TASK BRIEF ▸ Repeat the whole listing exactly as written.

MATERIAL TO PROCESS ▸
.....
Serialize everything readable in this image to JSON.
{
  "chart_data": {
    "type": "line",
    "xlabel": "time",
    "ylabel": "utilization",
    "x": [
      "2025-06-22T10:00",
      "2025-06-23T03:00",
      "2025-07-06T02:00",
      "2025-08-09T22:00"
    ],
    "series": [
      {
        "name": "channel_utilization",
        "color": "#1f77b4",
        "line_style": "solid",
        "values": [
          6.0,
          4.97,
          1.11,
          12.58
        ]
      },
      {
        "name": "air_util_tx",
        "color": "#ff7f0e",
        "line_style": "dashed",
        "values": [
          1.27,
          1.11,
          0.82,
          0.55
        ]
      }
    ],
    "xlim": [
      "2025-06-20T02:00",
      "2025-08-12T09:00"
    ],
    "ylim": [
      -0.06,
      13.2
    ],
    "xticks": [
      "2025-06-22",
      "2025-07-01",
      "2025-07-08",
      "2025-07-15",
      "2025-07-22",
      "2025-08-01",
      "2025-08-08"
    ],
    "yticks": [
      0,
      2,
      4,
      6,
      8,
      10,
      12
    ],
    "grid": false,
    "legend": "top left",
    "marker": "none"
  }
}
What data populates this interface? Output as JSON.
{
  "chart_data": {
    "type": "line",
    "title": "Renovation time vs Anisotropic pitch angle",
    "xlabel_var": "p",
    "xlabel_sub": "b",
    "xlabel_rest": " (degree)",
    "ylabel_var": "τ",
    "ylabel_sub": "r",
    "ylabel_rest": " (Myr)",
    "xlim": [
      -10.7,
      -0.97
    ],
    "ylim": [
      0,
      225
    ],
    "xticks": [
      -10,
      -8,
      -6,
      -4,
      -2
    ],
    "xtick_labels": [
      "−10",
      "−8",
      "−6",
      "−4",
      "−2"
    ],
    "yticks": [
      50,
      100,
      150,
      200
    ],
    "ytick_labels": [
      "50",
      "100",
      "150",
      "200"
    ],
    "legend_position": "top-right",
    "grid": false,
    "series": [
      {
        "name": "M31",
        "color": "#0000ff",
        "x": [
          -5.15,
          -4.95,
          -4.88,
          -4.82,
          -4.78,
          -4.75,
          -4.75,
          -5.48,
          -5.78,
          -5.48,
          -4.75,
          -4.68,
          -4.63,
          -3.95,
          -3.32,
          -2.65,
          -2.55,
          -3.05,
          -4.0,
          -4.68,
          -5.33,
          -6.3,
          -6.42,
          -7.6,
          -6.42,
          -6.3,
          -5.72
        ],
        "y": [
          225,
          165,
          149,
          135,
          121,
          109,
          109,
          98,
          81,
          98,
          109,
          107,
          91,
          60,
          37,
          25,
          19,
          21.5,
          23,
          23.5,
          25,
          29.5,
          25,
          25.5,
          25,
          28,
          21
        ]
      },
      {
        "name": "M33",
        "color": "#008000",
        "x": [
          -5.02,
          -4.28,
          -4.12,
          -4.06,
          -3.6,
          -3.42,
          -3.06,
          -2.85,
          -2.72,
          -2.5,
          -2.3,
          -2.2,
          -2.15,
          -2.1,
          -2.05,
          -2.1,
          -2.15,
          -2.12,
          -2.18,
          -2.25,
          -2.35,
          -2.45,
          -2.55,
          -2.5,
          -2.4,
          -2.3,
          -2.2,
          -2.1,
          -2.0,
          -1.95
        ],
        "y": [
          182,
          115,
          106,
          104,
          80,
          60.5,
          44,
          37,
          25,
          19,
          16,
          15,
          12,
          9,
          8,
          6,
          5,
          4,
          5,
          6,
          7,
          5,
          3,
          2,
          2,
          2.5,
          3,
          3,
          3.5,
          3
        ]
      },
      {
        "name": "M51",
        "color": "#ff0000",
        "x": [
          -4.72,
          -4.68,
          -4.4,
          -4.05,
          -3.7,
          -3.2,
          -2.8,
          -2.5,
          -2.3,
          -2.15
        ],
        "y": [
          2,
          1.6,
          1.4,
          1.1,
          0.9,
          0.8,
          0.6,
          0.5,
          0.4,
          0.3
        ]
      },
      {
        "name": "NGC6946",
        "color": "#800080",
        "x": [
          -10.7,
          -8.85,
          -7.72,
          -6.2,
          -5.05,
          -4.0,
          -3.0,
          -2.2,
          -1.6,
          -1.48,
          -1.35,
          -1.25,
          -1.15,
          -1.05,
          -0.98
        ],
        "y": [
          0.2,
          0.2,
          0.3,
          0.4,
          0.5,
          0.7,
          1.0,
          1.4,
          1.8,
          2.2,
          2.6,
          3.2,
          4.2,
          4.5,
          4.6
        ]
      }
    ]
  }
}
.....
OUTPUT FOR THIS EXERCISE ▸
Serialize everything readable in this image to JSON.
{
  "chart_data": {
    "type": "line",
    "xlabel": "time",
    "ylabel": "utilization",
    "x": [
      "2025-06-22T10:00",
      "2025-06-23T03:00",
      "2025-07-06T02:00",
      "2025-08-09T22:00"
    ],
    "series": [
      {
        "name": "channel_utilization",
        "color": "#1f77b4",
        "line_style": "solid",
        "values": [
          6.0,
          4.97,
          1.11,
          12.58
        ]
      },
      {
        "name": "air_util_tx",
        "color": "#ff7f0e",
        "line_style": "dashed",
        "values": [
          1.27,
          1.11,
          0.82,
          0.55
        ]
      }
    ],
    "xlim": [
      "2025-06-20T02:00",
      "2025-08-12T09:00"
    ],
    "ylim": [
      -0.06,
      13.2
    ],
    "xticks": [
      "2025-06-22",
      "2025-07-01",
      "2025-07-08",
      "2025-07-15",
      "2025-07-22",
      "2025-08-01",
      "2025-08-08"
    ],
    "yticks": [
      0,
      2,
      4,
      6,
      8,
      10,
      12
    ],
    "grid": false,
    "legend": "top left",
    "marker": "none"
  }
}
What data populates this interface? Output as JSON.
{
  "chart_data": {
    "type": "line",
    "title": "Renovation time vs Anisotropic pitch angle",
    "xlabel_var": "p",
    "xlabel_sub": "b",
    "xlabel_rest": " (degree)",
    "ylabel_var": "τ",
    "ylabel_sub": "r",
    "ylabel_rest": " (Myr)",
    "xlim": [
      -10.7,
      -0.97
    ],
    "ylim": [
      0,
      225
    ],
    "xticks": [
      -10,
      -8,
      -6,
      -4,
      -2
    ],
    "xtick_labels": [
      "−10",
      "−8",
      "−6",
      "−4",
      "−2"
    ],
    "yticks": [
      50,
      100,
      150,
      200
    ],
    "ytick_labels": [
      "50",
      "100",
      "150",
      "200"
    ],
    "legend_position": "top-right",
    "grid": false,
    "series": [
      {
        "name": "M31",
        "color": "#0000ff",
        "x": [
          -5.15,
          -4.95,
          -4.88,
          -4.82,
          -4.78,
          -4.75,
          -4.75,
          -5.48,
          -5.78,
          -5.48,
          -4.75,
          -4.68,
          -4.63,
          -3.95,
          -3.32,
          -2.65,
          -2.55,
          -3.05,
          -4.0,
          -4.68,
          -5.33,
          -6.3,
          -6.42,
          -7.6,
          -6.42,
          -6.3,
          -5.72
        ],
        "y": [
          225,
          165,
          149,
          135,
          121,
          109,
          109,
          98,
          81,
          98,
          109,
          107,
          91,
          60,
          37,
          25,
          19,
          21.5,
          23,
          23.5,
          25,
          29.5,
          25,
          25.5,
          25,
          28,
          21
        ]
      },
      {
        "name": "M33",
        "color": "#008000",
        "x": [
          -5.02,
          -4.28,
          -4.12,
          -4.06,
          -3.6,
          -3.42,
          -3.06,
          -2.85,
          -2.72,
          -2.5,
          -2.3,
          -2.2,
          -2.15,
          -2.1,
          -2.05,
          -2.1,
          -2.15,
          -2.12,
          -2.18,
          -2.25,
          -2.35,
          -2.45,
          -2.55,
          -2.5,
          -2.4,
          -2.3,
          -2.2,
          -2.1,
          -2.0,
          -1.95
        ],
        "y": [
          182,
          115,
          106,
          104,
          80,
          60.5,
          44,
          37,
          25,
          19,
          16,
          15,
          12,
          9,
          8,
          6,
          5,
          4,
          5,
          6,
          7,
          5,
          3,
          2,
          2,
          2.5,
          3,
          3,
          3.5,
          3
        ]
      },
      {
        "name": "M51",
        "color": "#ff0000",
        "x": [
          -4.72,
          -4.68,
          -4.4,
          -4.05,
          -3.7,
          -3.2,
          -2.8,
          -2.5,
          -2.3,
          -2.15
        ],
        "y": [
          2,
          1.6,
          1.4,
          1.1,
          0.9,
          0.8,
          0.6,
          0.5,
          0.4,
          0.3
        ]
      },
      {
        "name": "NGC6946",
        "color": "#800080",
        "x": [
          -10.7,
          -8.85,
          -7.72,
          -6.2,
          -5.05,
          -4.0,
          -3.0,
          -2.2,
          -1.6,
          -1.48,
          -1.35,
          -1.25,
          -1.15,
          -1.05,
          -0.98
        ],
        "y": [
          0.2,
          0.2,
          0.3,
          0.4,
          0.5,
          0.7,
          1.0,
          1.4,
          1.8,
          2.2,
          2.6,
          3.2,
          4.2,
          4.5,
          4.6
        ]
      }
    ]
  }
}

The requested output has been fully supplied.